__WHAT THE EXERCISE ASKS__. Copy each line exactly. Drop every picture.
────────────────────
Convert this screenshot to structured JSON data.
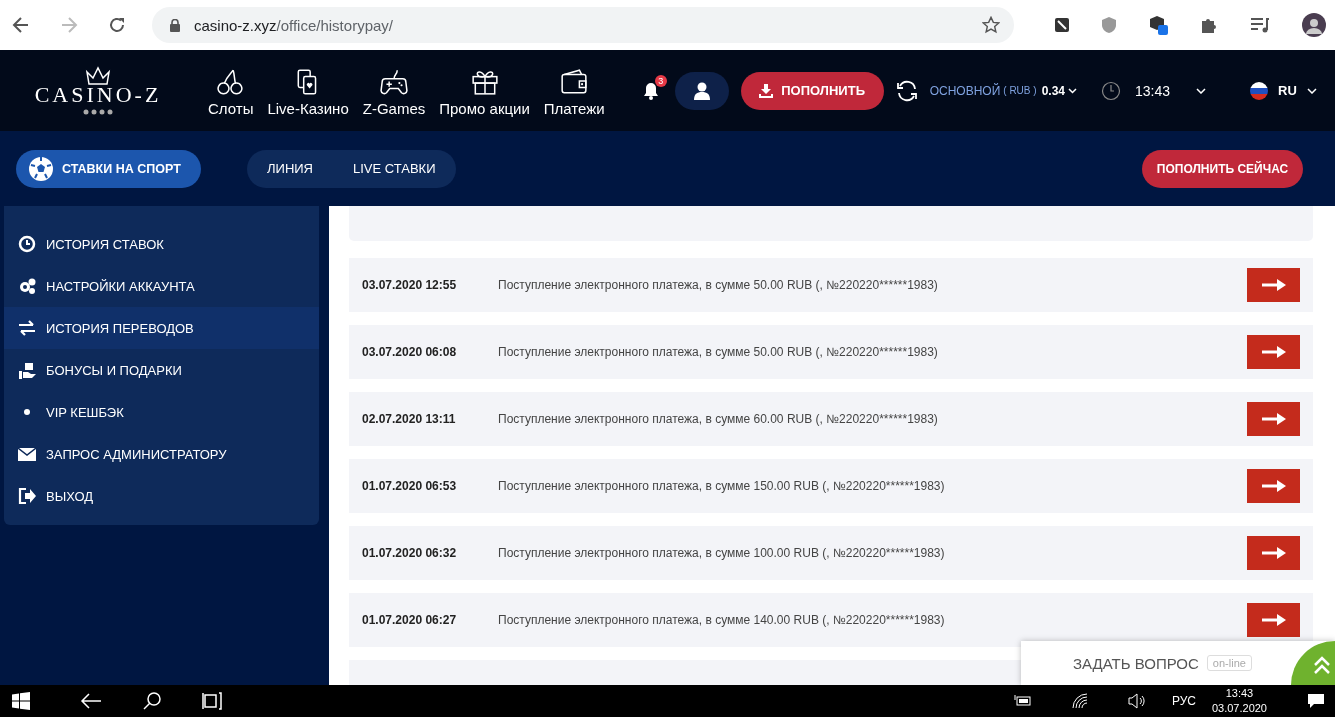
{
  "browser": {
    "url_host": "casino-z.xyz",
    "url_path": "/office/historypay/"
  },
  "header": {
    "logo": "CASINO-Z",
    "nav": [
      {
        "label": "Слоты"
      },
      {
        "label": "Live-Казино"
      },
      {
        "label": "Z-Games"
      },
      {
        "label": "Промо акции"
      },
      {
        "label": "Платежи"
      }
    ],
    "notification_count": "3",
    "deposit_button": "ПОПОЛНИТЬ",
    "balance": {
      "account": "ОСНОВНОЙ",
      "currency": "( RUB )",
      "amount": "0.34"
    },
    "time": "13:43",
    "language": "RU"
  },
  "subnav": {
    "sport_button": "СТАВКИ НА СПОРТ",
    "tabs": [
      {
        "label": "ЛИНИЯ"
      },
      {
        "label": "LIVE СТАВКИ"
      }
    ],
    "deposit_now_button": "ПОПОЛНИТЬ СЕЙЧАС"
  },
  "sidebar": {
    "items": [
      {
        "label": "ИСТОРИЯ СТАВОК",
        "selected": false
      },
      {
        "label": "НАСТРОЙКИ АККАУНТА",
        "selected": false
      },
      {
        "label": "ИСТОРИЯ ПЕРЕВОДОВ",
        "selected": true
      },
      {
        "label": "БОНУСЫ И ПОДАРКИ",
        "selected": false
      },
      {
        "label": "VIP КЕШБЭК",
        "selected": false
      },
      {
        "label": "ЗАПРОС АДМИНИСТРАТОРУ",
        "selected": false
      },
      {
        "label": "ВЫХОД",
        "selected": false
      }
    ]
  },
  "transactions": [
    {
      "date": "03.07.2020 12:55",
      "description": "Поступление электронного платежа, в сумме 50.00 RUB (, №220220******1983)"
    },
    {
      "date": "03.07.2020 06:08",
      "description": "Поступление электронного платежа, в сумме 50.00 RUB (, №220220******1983)"
    },
    {
      "date": "02.07.2020 13:11",
      "description": "Поступление электронного платежа, в сумме 60.00 RUB (, №220220******1983)"
    },
    {
      "date": "01.07.2020 06:53",
      "description": "Поступление электронного платежа, в сумме 150.00 RUB (, №220220******1983)"
    },
    {
      "date": "01.07.2020 06:32",
      "description": "Поступление электронного платежа, в сумме 100.00 RUB (, №220220******1983)"
    },
    {
      "date": "01.07.2020 06:27",
      "description": "Поступление электронного платежа, в сумме 140.00 RUB (, №220220******1983)"
    }
  ],
  "chat": {
    "label": "ЗАДАТЬ ВОПРОС",
    "status": "on-line"
  },
  "taskbar": {
    "language": "РУС",
    "time": "13:43",
    "date": "03.07.2020"
  }
}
────────────────────
__SOLVED EXERCISE__.
Convert this screenshot to structured JSON data.
{
  "browser": {
    "url_host": "casino-z.xyz",
    "url_path": "/office/historypay/"
  },
  "header": {
    "logo": "CASINO-Z",
    "nav": [
      {
        "label": "Слоты"
      },
      {
        "label": "Live-Казино"
      },
      {
        "label": "Z-Games"
      },
      {
        "label": "Промо акции"
      },
      {
        "label": "Платежи"
      }
    ],
    "notification_count": "3",
    "deposit_button": "ПОПОЛНИТЬ",
    "balance": {
      "account": "ОСНОВНОЙ",
      "currency": "( RUB )",
      "amount": "0.34"
    },
    "time": "13:43",
    "language": "RU"
  },
  "subnav": {
    "sport_button": "СТАВКИ НА СПОРТ",
    "tabs": [
      {
        "label": "ЛИНИЯ"
      },
      {
        "label": "LIVE СТАВКИ"
      }
    ],
    "deposit_now_button": "ПОПОЛНИТЬ СЕЙЧАС"
  },
  "sidebar": {
    "items": [
      {
        "label": "ИСТОРИЯ СТАВОК",
        "selected": false
      },
      {
        "label": "НАСТРОЙКИ АККАУНТА",
        "selected": false
      },
      {
        "label": "ИСТОРИЯ ПЕРЕВОДОВ",
        "selected": true
      },
      {
        "label": "БОНУСЫ И ПОДАРКИ",
        "selected": false
      },
      {
        "label": "VIP КЕШБЭК",
        "selected": false
      },
      {
        "label": "ЗАПРОС АДМИНИСТРАТОРУ",
        "selected": false
      },
      {
        "label": "ВЫХОД",
        "selected": false
      }
    ]
  },
  "transactions": [
    {
      "date": "03.07.2020 12:55",
      "description": "Поступление электронного платежа, в сумме 50.00 RUB (, №220220******1983)"
    },
    {
      "date": "03.07.2020 06:08",
      "description": "Поступление электронного платежа, в сумме 50.00 RUB (, №220220******1983)"
    },
    {
      "date": "02.07.2020 13:11",
      "description": "Поступление электронного платежа, в сумме 60.00 RUB (, №220220******1983)"
    },
    {
      "date": "01.07.2020 06:53",
      "description": "Поступление электронного платежа, в сумме 150.00 RUB (, №220220******1983)"
    },
    {
      "date": "01.07.2020 06:32",
      "description": "Поступление электронного платежа, в сумме 100.00 RUB (, №220220******1983)"
    },
    {
      "date": "01.07.2020 06:27",
      "description": "Поступление электронного платежа, в сумме 140.00 RUB (, №220220******1983)"
    }
  ],
  "chat": {
    "label": "ЗАДАТЬ ВОПРОС",
    "status": "on-line"
  },
  "taskbar": {
    "language": "РУС",
    "time": "13:43",
    "date": "03.07.2020"
  }
}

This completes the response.